◆ YOUR INSTRUCTIONS ◆
In the listing below, pick out lines with "change".

Start

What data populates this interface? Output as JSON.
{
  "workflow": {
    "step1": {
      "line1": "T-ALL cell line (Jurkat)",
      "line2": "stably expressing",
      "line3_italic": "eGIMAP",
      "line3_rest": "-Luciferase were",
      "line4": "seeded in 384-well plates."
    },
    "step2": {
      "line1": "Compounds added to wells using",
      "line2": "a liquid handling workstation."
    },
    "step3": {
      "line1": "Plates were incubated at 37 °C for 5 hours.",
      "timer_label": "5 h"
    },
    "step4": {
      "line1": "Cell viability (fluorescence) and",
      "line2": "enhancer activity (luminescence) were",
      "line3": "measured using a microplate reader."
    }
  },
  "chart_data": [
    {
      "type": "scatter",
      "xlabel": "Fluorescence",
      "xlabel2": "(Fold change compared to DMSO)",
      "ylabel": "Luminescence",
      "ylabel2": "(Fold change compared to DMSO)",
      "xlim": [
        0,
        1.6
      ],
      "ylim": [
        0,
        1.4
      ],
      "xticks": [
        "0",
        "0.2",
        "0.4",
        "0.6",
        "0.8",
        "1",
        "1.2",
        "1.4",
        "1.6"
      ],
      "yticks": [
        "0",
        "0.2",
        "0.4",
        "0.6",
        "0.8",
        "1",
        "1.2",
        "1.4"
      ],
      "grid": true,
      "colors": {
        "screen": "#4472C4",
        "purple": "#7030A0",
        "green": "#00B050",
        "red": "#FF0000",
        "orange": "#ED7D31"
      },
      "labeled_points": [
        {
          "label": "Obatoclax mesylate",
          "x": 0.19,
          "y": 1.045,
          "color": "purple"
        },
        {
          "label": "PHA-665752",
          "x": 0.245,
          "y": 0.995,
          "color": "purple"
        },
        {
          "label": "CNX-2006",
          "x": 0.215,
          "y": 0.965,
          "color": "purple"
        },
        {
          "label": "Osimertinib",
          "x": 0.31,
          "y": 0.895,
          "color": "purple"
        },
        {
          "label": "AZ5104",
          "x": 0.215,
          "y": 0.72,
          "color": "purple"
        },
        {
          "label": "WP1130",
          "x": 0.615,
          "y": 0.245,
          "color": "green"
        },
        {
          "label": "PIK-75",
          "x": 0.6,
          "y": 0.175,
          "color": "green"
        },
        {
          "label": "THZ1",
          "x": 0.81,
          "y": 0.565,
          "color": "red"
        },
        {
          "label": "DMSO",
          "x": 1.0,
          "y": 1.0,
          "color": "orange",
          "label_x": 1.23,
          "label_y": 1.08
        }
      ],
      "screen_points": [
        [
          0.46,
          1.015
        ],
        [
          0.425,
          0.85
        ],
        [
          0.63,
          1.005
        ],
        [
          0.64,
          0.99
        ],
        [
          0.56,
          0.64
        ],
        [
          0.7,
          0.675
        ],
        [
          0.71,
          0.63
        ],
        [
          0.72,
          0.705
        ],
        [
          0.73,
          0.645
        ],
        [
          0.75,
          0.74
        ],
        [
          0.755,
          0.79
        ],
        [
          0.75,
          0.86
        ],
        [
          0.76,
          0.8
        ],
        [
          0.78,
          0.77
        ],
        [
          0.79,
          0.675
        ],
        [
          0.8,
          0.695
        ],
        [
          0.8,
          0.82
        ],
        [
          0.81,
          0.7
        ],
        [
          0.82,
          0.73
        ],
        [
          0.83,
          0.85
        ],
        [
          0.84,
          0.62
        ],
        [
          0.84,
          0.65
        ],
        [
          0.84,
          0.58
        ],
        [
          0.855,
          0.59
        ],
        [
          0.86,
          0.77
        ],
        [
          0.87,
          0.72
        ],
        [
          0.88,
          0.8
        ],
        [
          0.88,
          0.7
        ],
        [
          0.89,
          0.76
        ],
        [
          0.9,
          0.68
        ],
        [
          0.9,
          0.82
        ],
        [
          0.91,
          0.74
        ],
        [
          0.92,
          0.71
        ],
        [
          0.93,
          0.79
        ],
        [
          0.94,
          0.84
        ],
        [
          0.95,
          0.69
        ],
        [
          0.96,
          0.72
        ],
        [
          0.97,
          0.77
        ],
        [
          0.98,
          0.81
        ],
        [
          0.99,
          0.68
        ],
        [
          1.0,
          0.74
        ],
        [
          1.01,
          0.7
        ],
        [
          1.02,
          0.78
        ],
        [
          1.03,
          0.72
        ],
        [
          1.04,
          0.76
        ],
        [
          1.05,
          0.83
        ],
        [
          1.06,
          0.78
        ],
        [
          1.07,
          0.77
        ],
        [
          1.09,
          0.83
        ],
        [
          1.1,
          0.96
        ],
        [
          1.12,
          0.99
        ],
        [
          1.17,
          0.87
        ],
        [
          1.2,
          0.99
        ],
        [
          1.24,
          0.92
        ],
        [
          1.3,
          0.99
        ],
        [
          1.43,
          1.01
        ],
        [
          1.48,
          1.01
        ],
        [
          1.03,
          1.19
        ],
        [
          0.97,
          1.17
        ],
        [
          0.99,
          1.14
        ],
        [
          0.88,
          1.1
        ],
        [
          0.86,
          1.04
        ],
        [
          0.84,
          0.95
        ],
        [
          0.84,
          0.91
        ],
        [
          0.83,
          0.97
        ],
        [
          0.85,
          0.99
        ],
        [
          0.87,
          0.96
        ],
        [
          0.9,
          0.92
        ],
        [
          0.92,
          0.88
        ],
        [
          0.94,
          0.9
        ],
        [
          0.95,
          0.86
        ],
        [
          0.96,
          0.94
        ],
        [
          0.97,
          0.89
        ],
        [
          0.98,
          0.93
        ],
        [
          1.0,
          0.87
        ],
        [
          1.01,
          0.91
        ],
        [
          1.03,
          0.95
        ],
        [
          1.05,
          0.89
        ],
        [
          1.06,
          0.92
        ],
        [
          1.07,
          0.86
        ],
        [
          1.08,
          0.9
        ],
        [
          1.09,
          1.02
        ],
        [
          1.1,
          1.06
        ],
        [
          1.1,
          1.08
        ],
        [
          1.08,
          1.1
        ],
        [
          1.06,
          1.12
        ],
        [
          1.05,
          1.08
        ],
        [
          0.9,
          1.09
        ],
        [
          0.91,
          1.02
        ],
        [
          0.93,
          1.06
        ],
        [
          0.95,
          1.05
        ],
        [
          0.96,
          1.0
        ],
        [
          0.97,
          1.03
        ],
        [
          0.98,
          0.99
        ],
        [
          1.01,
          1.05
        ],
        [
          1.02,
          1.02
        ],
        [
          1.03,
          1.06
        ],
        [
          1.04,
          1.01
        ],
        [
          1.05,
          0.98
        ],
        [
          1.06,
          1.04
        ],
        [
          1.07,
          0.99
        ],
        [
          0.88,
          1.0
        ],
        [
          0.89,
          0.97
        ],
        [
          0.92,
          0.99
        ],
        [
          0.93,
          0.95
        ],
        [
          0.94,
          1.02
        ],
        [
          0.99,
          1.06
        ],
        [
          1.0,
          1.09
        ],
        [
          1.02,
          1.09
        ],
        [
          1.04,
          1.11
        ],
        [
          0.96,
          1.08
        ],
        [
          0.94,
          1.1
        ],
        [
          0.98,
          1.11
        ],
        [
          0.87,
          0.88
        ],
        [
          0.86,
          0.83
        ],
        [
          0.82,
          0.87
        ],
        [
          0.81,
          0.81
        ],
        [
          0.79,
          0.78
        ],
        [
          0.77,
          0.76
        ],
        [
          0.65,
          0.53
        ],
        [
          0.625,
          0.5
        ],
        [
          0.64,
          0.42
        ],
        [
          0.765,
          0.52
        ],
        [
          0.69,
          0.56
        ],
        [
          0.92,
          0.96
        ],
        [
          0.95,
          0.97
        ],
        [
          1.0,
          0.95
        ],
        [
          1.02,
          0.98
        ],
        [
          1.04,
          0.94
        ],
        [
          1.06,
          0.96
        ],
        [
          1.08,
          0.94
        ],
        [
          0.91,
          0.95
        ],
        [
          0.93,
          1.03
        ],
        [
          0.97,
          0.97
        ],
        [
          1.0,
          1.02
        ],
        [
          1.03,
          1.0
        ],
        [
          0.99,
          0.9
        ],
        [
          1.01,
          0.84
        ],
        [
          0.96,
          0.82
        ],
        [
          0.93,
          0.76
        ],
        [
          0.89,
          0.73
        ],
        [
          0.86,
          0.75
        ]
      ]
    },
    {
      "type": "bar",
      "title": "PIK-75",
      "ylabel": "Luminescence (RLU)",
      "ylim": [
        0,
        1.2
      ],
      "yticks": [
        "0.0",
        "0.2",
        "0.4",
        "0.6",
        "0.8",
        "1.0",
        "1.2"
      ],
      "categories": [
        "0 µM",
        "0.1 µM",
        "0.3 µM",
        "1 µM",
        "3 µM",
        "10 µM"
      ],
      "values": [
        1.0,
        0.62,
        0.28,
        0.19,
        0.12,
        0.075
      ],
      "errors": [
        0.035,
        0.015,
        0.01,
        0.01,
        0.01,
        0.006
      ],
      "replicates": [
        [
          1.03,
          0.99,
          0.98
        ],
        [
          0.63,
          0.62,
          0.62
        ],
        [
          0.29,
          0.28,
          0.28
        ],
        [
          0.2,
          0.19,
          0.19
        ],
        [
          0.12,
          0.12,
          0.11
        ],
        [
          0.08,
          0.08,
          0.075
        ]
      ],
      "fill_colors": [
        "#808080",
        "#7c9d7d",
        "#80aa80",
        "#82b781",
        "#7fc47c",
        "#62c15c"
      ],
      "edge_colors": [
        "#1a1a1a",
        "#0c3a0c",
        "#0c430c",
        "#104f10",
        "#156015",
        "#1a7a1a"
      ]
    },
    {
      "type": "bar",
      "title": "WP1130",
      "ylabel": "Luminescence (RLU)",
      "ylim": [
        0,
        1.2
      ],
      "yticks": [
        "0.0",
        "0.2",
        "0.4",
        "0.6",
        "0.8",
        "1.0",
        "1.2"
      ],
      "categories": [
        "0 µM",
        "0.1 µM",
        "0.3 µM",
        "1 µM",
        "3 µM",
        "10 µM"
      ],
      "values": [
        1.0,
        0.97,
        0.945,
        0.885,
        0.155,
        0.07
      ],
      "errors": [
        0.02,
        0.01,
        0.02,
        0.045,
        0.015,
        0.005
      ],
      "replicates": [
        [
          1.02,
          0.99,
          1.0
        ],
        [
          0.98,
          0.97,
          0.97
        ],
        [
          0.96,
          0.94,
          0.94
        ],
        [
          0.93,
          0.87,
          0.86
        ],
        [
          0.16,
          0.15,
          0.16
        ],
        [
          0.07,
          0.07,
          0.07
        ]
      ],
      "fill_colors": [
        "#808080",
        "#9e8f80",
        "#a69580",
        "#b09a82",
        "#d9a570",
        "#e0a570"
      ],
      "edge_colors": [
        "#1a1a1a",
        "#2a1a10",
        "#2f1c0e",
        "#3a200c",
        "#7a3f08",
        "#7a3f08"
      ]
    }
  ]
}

End

◆ SOLUTION FOR THIS TASK ◆
      "xlabel2": "(Fold change compared to DMSO)",
      "ylabel2": "(Fold change compared to DMSO)",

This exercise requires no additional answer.